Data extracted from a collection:
#####

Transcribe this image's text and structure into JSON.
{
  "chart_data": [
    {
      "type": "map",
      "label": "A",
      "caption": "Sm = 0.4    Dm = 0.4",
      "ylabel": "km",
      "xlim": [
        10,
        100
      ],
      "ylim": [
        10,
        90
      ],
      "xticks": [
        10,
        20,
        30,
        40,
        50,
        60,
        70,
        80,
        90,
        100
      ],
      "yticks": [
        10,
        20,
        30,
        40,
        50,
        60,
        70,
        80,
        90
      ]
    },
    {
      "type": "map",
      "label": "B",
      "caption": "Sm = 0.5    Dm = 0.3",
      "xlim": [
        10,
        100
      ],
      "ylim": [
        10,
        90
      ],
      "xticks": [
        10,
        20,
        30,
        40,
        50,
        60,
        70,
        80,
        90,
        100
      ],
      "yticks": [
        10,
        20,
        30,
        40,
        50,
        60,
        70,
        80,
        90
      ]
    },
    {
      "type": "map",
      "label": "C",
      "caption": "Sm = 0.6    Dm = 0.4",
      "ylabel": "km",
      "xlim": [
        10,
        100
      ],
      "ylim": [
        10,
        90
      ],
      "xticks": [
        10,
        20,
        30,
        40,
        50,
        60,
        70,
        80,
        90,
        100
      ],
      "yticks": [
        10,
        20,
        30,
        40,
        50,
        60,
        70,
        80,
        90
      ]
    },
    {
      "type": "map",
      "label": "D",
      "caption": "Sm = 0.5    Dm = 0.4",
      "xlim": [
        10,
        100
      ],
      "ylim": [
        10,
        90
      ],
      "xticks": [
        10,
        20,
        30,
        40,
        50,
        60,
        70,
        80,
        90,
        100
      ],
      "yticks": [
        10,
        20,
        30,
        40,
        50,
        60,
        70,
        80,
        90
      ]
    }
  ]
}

#####

◆ **What to produce**:
Extract all lines as given.

◆ **Expected answer**:
Transcribe this image's text and structure into JSON.
{
  "chart_data": [
    {
      "type": "map",
      "label": "A",
      "caption": "Sm = 0.4    Dm = 0.4",
      "ylabel": "km",
      "xlim": [
        10,
        100
      ],
      "ylim": [
        10,
        90
      ],
      "xticks": [
        10,
        20,
        30,
        40,
        50,
        60,
        70,
        80,
        90,
        100
      ],
      "yticks": [
        10,
        20,
        30,
        40,
        50,
        60,
        70,
        80,
        90
      ]
    },
    {
      "type": "map",
      "label": "B",
      "caption": "Sm = 0.5    Dm = 0.3",
      "xlim": [
        10,
        100
      ],
      "ylim": [
        10,
        90
      ],
      "xticks": [
        10,
        20,
        30,
        40,
        50,
        60,
        70,
        80,
        90,
        100
      ],
      "yticks": [
        10,
        20,
        30,
        40,
        50,
        60,
        70,
        80,
        90
      ]
    },
    {
      "type": "map",
      "label": "C",
      "caption": "Sm = 0.6    Dm = 0.4",
      "ylabel": "km",
      "xlim": [
        10,
        100
      ],
      "ylim": [
        10,
        90
      ],
      "xticks": [
        10,
        20,
        30,
        40,
        50,
        60,
        70,
        80,
        90,
        100
      ],
      "yticks": [
        10,
        20,
        30,
        40,
        50,
        60,
        70,
        80,
        90
      ]
    },
    {
      "type": "map",
      "label": "D",
      "caption": "Sm = 0.5    Dm = 0.4",
      "xlim": [
        10,
        100
      ],
      "ylim": [
        10,
        90
      ],
      "xticks": [
        10,
        20,
        30,
        40,
        50,
        60,
        70,
        80,
        90,
        100
      ],
      "yticks": [
        10,
        20,
        30,
        40,
        50,
        60,
        70,
        80,
        90
      ]
    }
  ]
}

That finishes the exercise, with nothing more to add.